Identify the lines containing the word "Feuerbohrer". Copy each one.

# # # #

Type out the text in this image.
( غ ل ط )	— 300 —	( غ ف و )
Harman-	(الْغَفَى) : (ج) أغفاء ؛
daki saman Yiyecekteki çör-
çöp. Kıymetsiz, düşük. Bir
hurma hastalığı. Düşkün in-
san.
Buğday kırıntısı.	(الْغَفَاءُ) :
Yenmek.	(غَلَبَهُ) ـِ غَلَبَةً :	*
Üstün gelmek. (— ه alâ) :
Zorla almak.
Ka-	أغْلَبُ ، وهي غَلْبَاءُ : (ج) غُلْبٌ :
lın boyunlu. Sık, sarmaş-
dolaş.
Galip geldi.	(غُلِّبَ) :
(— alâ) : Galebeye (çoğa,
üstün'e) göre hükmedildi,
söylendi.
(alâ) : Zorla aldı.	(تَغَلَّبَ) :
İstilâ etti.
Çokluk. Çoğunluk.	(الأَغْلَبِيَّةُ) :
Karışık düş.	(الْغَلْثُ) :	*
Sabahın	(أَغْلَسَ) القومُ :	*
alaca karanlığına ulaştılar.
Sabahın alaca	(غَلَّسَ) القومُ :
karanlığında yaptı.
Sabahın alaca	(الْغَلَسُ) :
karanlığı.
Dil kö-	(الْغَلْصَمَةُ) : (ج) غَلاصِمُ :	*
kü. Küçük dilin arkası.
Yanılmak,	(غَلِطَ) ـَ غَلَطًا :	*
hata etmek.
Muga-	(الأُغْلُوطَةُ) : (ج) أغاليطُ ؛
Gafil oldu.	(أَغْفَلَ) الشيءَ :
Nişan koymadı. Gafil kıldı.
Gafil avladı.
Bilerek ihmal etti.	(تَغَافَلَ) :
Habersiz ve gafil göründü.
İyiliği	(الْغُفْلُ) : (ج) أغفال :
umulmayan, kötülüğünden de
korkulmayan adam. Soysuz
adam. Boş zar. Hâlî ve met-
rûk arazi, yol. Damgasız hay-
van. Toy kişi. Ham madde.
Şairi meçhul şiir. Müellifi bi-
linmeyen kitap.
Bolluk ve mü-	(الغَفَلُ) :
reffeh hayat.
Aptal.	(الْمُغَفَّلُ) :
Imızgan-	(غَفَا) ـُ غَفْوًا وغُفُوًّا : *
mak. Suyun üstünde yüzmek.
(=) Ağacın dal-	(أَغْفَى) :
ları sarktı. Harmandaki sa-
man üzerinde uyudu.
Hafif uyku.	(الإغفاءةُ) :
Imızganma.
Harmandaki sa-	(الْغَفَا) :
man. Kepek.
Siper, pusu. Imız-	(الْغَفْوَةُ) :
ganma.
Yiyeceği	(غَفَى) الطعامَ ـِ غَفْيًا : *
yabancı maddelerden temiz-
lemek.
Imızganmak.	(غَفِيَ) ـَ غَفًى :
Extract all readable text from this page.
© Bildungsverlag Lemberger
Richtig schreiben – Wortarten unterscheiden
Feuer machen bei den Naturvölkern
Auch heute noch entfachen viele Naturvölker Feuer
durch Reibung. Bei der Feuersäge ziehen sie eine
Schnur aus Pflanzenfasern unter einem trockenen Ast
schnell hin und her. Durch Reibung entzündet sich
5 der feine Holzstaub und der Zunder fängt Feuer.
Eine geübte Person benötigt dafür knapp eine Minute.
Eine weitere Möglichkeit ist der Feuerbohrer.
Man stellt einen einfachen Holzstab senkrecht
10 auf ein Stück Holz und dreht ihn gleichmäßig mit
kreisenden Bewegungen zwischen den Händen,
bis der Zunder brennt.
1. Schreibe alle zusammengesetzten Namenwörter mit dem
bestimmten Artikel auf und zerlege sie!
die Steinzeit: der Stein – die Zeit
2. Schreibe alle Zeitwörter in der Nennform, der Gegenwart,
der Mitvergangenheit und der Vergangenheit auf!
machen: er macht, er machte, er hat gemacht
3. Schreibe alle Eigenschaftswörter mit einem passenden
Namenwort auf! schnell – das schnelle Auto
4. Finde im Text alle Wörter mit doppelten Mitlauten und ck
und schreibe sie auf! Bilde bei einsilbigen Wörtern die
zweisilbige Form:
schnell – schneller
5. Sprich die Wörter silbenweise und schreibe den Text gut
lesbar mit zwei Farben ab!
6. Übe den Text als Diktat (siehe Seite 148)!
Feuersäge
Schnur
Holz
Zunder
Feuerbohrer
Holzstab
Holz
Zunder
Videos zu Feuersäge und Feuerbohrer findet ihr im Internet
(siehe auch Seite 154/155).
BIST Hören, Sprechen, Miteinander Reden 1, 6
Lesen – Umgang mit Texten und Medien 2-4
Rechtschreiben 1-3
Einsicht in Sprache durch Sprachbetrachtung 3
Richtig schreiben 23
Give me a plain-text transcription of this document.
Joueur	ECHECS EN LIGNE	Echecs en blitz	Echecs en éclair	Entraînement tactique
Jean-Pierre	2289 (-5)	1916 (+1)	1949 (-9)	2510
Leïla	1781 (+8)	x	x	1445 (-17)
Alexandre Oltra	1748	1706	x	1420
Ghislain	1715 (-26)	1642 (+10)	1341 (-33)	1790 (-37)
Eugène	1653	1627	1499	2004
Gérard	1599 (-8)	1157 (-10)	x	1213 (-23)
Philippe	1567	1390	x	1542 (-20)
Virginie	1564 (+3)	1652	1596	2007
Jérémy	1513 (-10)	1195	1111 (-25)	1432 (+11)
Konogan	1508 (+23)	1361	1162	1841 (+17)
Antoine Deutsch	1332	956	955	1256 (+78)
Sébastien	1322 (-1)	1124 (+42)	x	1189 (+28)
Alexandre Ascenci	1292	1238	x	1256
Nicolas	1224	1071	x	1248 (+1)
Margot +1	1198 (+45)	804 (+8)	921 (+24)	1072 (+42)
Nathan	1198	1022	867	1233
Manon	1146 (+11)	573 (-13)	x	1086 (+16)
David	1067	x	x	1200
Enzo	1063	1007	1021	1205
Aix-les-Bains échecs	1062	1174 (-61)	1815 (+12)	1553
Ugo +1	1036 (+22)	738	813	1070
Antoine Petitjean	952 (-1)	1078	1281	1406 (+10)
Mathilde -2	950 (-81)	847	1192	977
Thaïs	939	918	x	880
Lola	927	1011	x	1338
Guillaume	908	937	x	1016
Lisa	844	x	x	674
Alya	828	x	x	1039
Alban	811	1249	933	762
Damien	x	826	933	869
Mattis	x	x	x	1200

# # # #

Expected answer
Eine weitere Möglichkeit ist der Feuerbohrer.
Feuerbohrer
Videos zu Feuersäge und Feuerbohrer findet ihr im Internet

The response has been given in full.